> [The task]: Exactly transcribe the line that holds "Extract the structured" and every remaining line of the records, up to and including the final one, with nothing else.

BEGIN Dataset extract

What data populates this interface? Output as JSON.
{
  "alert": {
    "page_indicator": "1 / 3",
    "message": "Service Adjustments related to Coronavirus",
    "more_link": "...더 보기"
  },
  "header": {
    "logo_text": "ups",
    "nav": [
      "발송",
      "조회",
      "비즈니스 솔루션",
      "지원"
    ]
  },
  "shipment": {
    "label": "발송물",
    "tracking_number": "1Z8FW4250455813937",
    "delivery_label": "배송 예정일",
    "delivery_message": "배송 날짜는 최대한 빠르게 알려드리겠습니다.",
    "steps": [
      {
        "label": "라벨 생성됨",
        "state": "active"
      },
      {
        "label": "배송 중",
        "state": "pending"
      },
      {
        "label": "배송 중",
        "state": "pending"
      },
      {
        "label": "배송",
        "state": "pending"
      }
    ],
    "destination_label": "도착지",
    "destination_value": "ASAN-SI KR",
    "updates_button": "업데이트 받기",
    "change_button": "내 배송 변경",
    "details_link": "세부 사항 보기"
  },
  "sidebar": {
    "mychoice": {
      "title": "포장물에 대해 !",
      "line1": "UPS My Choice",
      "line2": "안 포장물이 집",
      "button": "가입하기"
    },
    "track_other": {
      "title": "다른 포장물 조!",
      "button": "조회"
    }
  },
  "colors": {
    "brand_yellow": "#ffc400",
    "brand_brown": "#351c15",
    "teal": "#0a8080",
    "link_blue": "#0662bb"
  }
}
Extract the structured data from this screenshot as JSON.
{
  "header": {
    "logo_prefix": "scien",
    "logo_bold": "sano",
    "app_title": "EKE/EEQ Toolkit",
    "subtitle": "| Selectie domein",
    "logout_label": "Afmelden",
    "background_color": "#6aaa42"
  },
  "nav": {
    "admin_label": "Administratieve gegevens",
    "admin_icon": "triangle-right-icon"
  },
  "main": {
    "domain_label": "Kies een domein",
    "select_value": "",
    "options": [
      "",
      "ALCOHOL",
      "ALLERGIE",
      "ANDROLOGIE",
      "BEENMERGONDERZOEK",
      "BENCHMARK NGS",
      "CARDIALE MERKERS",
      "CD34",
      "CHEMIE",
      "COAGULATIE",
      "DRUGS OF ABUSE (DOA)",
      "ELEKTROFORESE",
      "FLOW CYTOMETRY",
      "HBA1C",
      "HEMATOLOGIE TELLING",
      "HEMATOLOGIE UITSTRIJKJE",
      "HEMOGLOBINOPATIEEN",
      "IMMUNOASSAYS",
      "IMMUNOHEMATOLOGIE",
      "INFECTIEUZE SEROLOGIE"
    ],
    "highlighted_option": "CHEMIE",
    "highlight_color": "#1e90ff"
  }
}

END Dataset extract

> [Answer to this task]:
Extract the structured data from this screenshot as JSON.
{
  "header": {
    "logo_prefix": "scien",
    "logo_bold": "sano",
    "app_title": "EKE/EEQ Toolkit",
    "subtitle": "| Selectie domein",
    "logout_label": "Afmelden",
    "background_color": "#6aaa42"
  },
  "nav": {
    "admin_label": "Administratieve gegevens",
    "admin_icon": "triangle-right-icon"
  },
  "main": {
    "domain_label": "Kies een domein",
    "select_value": "",
    "options": [
      "",
      "ALCOHOL",
      "ALLERGIE",
      "ANDROLOGIE",
      "BEENMERGONDERZOEK",
      "BENCHMARK NGS",
      "CARDIALE MERKERS",
      "CD34",
      "CHEMIE",
      "COAGULATIE",
      "DRUGS OF ABUSE (DOA)",
      "ELEKTROFORESE",
      "FLOW CYTOMETRY",
      "HBA1C",
      "HEMATOLOGIE TELLING",
      "HEMATOLOGIE UITSTRIJKJE",
      "HEMOGLOBINOPATIEEN",
      "IMMUNOASSAYS",
      "IMMUNOHEMATOLOGIE",
      "INFECTIEUZE SEROLOGIE"
    ],
    "highlighted_option": "CHEMIE",
    "highlight_color": "#1e90ff"
  }
}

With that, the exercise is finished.